### [Given task]
Reproduce every one of the following items word for word, omitting the pictures.
***** Provided records
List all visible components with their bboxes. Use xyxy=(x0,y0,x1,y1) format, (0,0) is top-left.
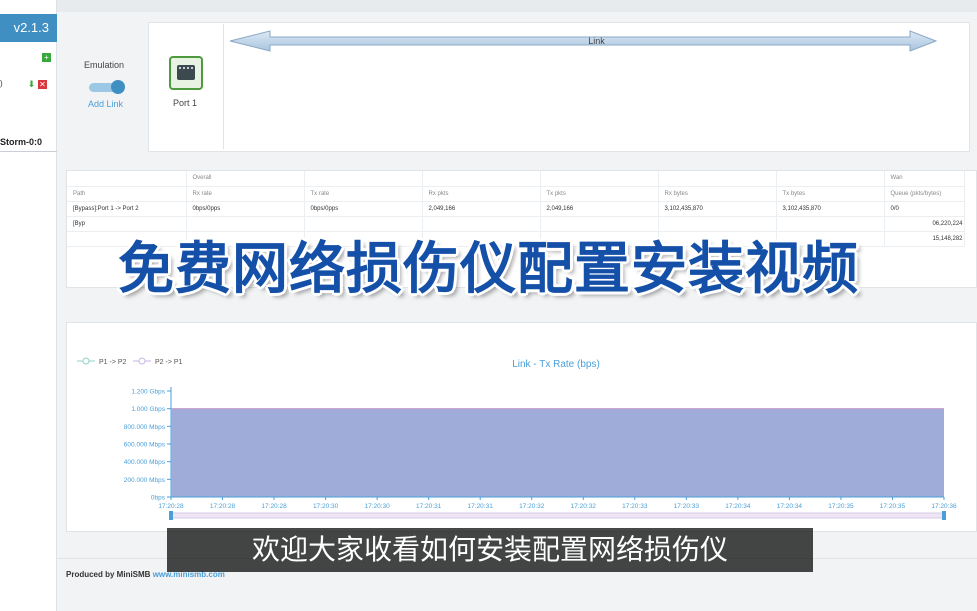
version-label: v2.1.3 xyxy=(0,14,57,42)
plus-icon[interactable]: + xyxy=(42,53,51,62)
x-tick-label: 17:20:28 xyxy=(261,503,287,510)
port-pins xyxy=(179,67,193,70)
table-header-cell xyxy=(540,171,659,187)
cell-tx-bytes: 3,102,435,870 xyxy=(776,201,885,217)
emulation-toggle[interactable] xyxy=(89,80,125,94)
table-header-cell xyxy=(67,171,187,187)
x-tick-label: 17:20:32 xyxy=(571,503,597,510)
y-tick-label: 200.000 Mbps xyxy=(124,477,166,484)
tx-rate-chart: Link - Tx Rate (bps) P1 -> P2 P2 -> P1 1.20… xyxy=(66,322,977,532)
col-rx-bytes: Rx bytes xyxy=(658,186,777,202)
x-tick-label: 17:20:35 xyxy=(880,503,906,510)
chart-svg: Link - Tx Rate (bps) P1 -> P2 P2 -> P1 1.20… xyxy=(77,357,957,520)
y-tick-label: 0bps xyxy=(151,495,166,502)
link-area: Link xyxy=(223,24,968,149)
table-header-overall: Overall xyxy=(186,171,305,187)
overlay-title: 免费网络损伤仪配置安装视频 xyxy=(118,237,859,302)
col-tx-rate: Tx rate xyxy=(304,186,423,202)
legend-marker[interactable] xyxy=(138,357,146,365)
sidebar: v2.1.3 + ) ⬇ ✕ Storm-0:0 xyxy=(0,0,57,611)
video-subtitle: 欢迎大家收看如何安装配置网络损伤仪 xyxy=(167,528,813,572)
x-tick-label: 17:20:31 xyxy=(468,503,494,510)
col-rx-rate: Rx rate xyxy=(186,186,305,202)
delete-icon[interactable]: ✕ xyxy=(38,80,47,89)
x-tick-label: 17:20:30 xyxy=(313,503,339,510)
top-strip xyxy=(57,0,977,12)
table-row[interactable]: [Bypass]:Port 1 -> Port 2 0bps/0pps 0bps… xyxy=(67,201,965,217)
download-icon[interactable]: ⬇ xyxy=(27,80,36,89)
divider xyxy=(0,151,57,152)
table-header-wan: Wan xyxy=(884,171,965,187)
y-tick-label: 400.000 Mbps xyxy=(124,459,166,466)
emulation-label: Emulation xyxy=(84,60,125,70)
y-tick-label: 1.000 Gbps xyxy=(131,406,165,413)
x-tick-label: 17:20:31 xyxy=(416,503,442,510)
sidebar-item-text: ) xyxy=(0,79,3,88)
cell-tx-pkts: 2,049,166 xyxy=(540,201,659,217)
cell-queue: 0/0 xyxy=(884,201,965,217)
table-header-cell xyxy=(658,171,777,187)
chart-title: Link - Tx Rate (bps) xyxy=(512,359,600,370)
col-path: Path xyxy=(67,186,187,202)
series-area-p1-p2 xyxy=(171,408,944,497)
x-tick-label: 17:20:35 xyxy=(828,503,854,510)
port-label: Port 1 xyxy=(173,98,198,108)
x-tick-label: 17:20:32 xyxy=(519,503,545,510)
legend-label[interactable]: P1 -> P2 xyxy=(99,359,127,366)
table-header-cell xyxy=(422,171,541,187)
cell-rx-rate: 0bps/0pps xyxy=(186,201,305,217)
x-tick-label: 17:20:28 xyxy=(210,503,236,510)
footer-produced-by: Produced by MiniSMB xyxy=(66,570,151,579)
y-tick-label: 1.200 Gbps xyxy=(131,389,165,396)
x-tick-label: 17:20:36 xyxy=(931,503,957,510)
emulation-panel: Emulation Add Link xyxy=(66,22,146,152)
cell-rx-bytes: 3,102,435,870 xyxy=(658,201,777,217)
col-tx-pkts: Tx pkts xyxy=(540,186,659,202)
link-label[interactable]: Link xyxy=(224,36,969,46)
legend-marker[interactable] xyxy=(82,357,90,365)
add-link-button[interactable]: Add Link xyxy=(88,99,123,109)
table-column-header: Path Rx rate Tx rate Rx pkts Tx pkts Rx … xyxy=(67,186,965,202)
range-slider[interactable] xyxy=(170,512,945,519)
col-tx-bytes: Tx bytes xyxy=(776,186,885,202)
y-tick-label: 800.000 Mbps xyxy=(124,424,166,431)
x-tick-label: 17:20:30 xyxy=(364,503,390,510)
cell-rx-pkts: 2,049,166 xyxy=(422,201,541,217)
cell-path: [Bypass]:Port 1 -> Port 2 xyxy=(67,201,187,217)
col-queue: Queue (pkts/bytes) xyxy=(884,186,965,202)
col-rx-pkts: Rx pkts xyxy=(422,186,541,202)
ethernet-port-icon[interactable] xyxy=(169,56,203,90)
x-tick-label: 17:20:33 xyxy=(622,503,648,510)
legend-label[interactable]: P2 -> P1 xyxy=(155,359,183,366)
table-group-header: Overall Wan xyxy=(67,171,965,187)
toggle-knob[interactable] xyxy=(111,80,125,94)
x-tick-label: 17:20:28 xyxy=(158,503,184,510)
y-tick-label: 600.000 Mbps xyxy=(124,442,166,449)
x-tick-label: 17:20:33 xyxy=(674,503,700,510)
sidebar-item-storm[interactable]: Storm-0:0 xyxy=(0,137,42,147)
table-header-cell xyxy=(304,171,423,187)
topology-panel: Port 1 Link xyxy=(148,22,970,152)
range-handle[interactable] xyxy=(169,511,173,520)
cell-tx-rate: 0bps/0pps xyxy=(304,201,423,217)
table-header-cell xyxy=(776,171,885,187)
range-handle[interactable] xyxy=(942,511,946,520)
x-tick-label: 17:20:34 xyxy=(777,503,803,510)
x-tick-label: 17:20:34 xyxy=(725,503,751,510)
**********
### [Exercise answer]
List all visible components with their bboxes. Use xyxy=(x0,y0,x1,y1) format, (0,0) is top-left.
version-label: v2.1.3 xyxy=(0,14,57,42)
plus-icon[interactable]: + xyxy=(42,53,51,62)
x-tick-label: 17:20:28 xyxy=(261,503,287,510)
port-pins xyxy=(179,67,193,70)
table-header-cell xyxy=(540,171,659,187)
cell-tx-bytes: 3,102,435,870 xyxy=(776,201,885,217)
emulation-toggle[interactable] xyxy=(89,80,125,94)
table-header-cell xyxy=(67,171,187,187)
x-tick-label: 17:20:32 xyxy=(571,503,597,510)
y-tick-label: 200.000 Mbps xyxy=(124,477,166,484)
tx-rate-chart: Link - Tx Rate (bps) P1 -> P2 P2 -> P1 1.20… xyxy=(66,322,977,532)
col-rx-bytes: Rx bytes xyxy=(658,186,777,202)
x-tick-label: 17:20:35 xyxy=(880,503,906,510)
chart-svg: Link - Tx Rate (bps) P1 -> P2 P2 -> P1 1.20… xyxy=(77,357,957,520)
y-tick-label: 0bps xyxy=(151,495,166,502)
link-area: Link xyxy=(223,24,968,149)
table-header-overall: Overall xyxy=(186,171,305,187)
overlay-title: 免费网络损伤仪配置安装视频 xyxy=(118,237,859,302)
col-tx-rate: Tx rate xyxy=(304,186,423,202)
legend-marker[interactable] xyxy=(138,357,146,365)
sidebar: v2.1.3 + ) ⬇ ✕ Storm-0:0 xyxy=(0,0,57,611)
video-subtitle: 欢迎大家收看如何安装配置网络损伤仪 xyxy=(167,528,813,572)
x-tick-label: 17:20:31 xyxy=(468,503,494,510)
col-rx-rate: Rx rate xyxy=(186,186,305,202)
delete-icon[interactable]: ✕ xyxy=(38,80,47,89)
x-tick-label: 17:20:30 xyxy=(313,503,339,510)
top-strip xyxy=(57,0,977,12)
table-row[interactable]: [Bypass]:Port 1 -> Port 2 0bps/0pps 0bps… xyxy=(67,201,965,217)
download-icon[interactable]: ⬇ xyxy=(27,80,36,89)
divider xyxy=(0,151,57,152)
table-header-wan: Wan xyxy=(884,171,965,187)
y-tick-label: 400.000 Mbps xyxy=(124,459,166,466)
emulation-label: Emulation xyxy=(84,60,125,70)
y-tick-label: 1.000 Gbps xyxy=(131,406,165,413)
x-tick-label: 17:20:31 xyxy=(416,503,442,510)
sidebar-item-text: ) xyxy=(0,79,3,88)
cell-tx-pkts: 2,049,166 xyxy=(540,201,659,217)
cell-queue: 0/0 xyxy=(884,201,965,217)
table-header-cell xyxy=(658,171,777,187)
chart-title: Link - Tx Rate (bps) xyxy=(512,359,600,370)
col-path: Path xyxy=(67,186,187,202)
series-area-p1-p2 xyxy=(171,408,944,497)
x-tick-label: 17:20:35 xyxy=(828,503,854,510)
port-label: Port 1 xyxy=(173,98,198,108)
x-tick-label: 17:20:32 xyxy=(519,503,545,510)
legend-label[interactable]: P1 -> P2 xyxy=(99,359,127,366)
table-header-cell xyxy=(422,171,541,187)
cell-rx-rate: 0bps/0pps xyxy=(186,201,305,217)
x-tick-label: 17:20:28 xyxy=(210,503,236,510)
footer-produced-by: Produced by MiniSMB xyxy=(66,570,151,579)
y-tick-label: 1.200 Gbps xyxy=(131,389,165,396)
x-tick-label: 17:20:36 xyxy=(931,503,957,510)
emulation-panel: Emulation Add Link xyxy=(66,22,146,152)
cell-rx-bytes: 3,102,435,870 xyxy=(658,201,777,217)
col-tx-pkts: Tx pkts xyxy=(540,186,659,202)
link-label[interactable]: Link xyxy=(224,36,969,46)
legend-marker[interactable] xyxy=(82,357,90,365)
add-link-button[interactable]: Add Link xyxy=(88,99,123,109)
table-column-header: Path Rx rate Tx rate Rx pkts Tx pkts Rx … xyxy=(67,186,965,202)
range-slider[interactable] xyxy=(170,512,945,519)
col-tx-bytes: Tx bytes xyxy=(776,186,885,202)
y-tick-label: 800.000 Mbps xyxy=(124,424,166,431)
x-tick-label: 17:20:30 xyxy=(364,503,390,510)
cell-rx-pkts: 2,049,166 xyxy=(422,201,541,217)
cell-path: [Bypass]:Port 1 -> Port 2 xyxy=(67,201,187,217)
col-queue: Queue (pkts/bytes) xyxy=(884,186,965,202)
col-rx-pkts: Rx pkts xyxy=(422,186,541,202)
ethernet-port-icon[interactable] xyxy=(169,56,203,90)
x-tick-label: 17:20:33 xyxy=(622,503,648,510)
legend-label[interactable]: P2 -> P1 xyxy=(155,359,183,366)
table-group-header: Overall Wan xyxy=(67,171,965,187)
toggle-knob[interactable] xyxy=(111,80,125,94)
x-tick-label: 17:20:28 xyxy=(158,503,184,510)
y-tick-label: 600.000 Mbps xyxy=(124,442,166,449)
x-tick-label: 17:20:33 xyxy=(674,503,700,510)
sidebar-item-storm[interactable]: Storm-0:0 xyxy=(0,137,42,147)
table-header-cell xyxy=(304,171,423,187)
topology-panel: Port 1 Link xyxy=(148,22,970,152)
range-handle[interactable] xyxy=(169,511,173,520)
cell-tx-rate: 0bps/0pps xyxy=(304,201,423,217)
table-header-cell xyxy=(776,171,885,187)
range-handle[interactable] xyxy=(942,511,946,520)
x-tick-label: 17:20:34 xyxy=(777,503,803,510)
x-tick-label: 17:20:34 xyxy=(725,503,751,510)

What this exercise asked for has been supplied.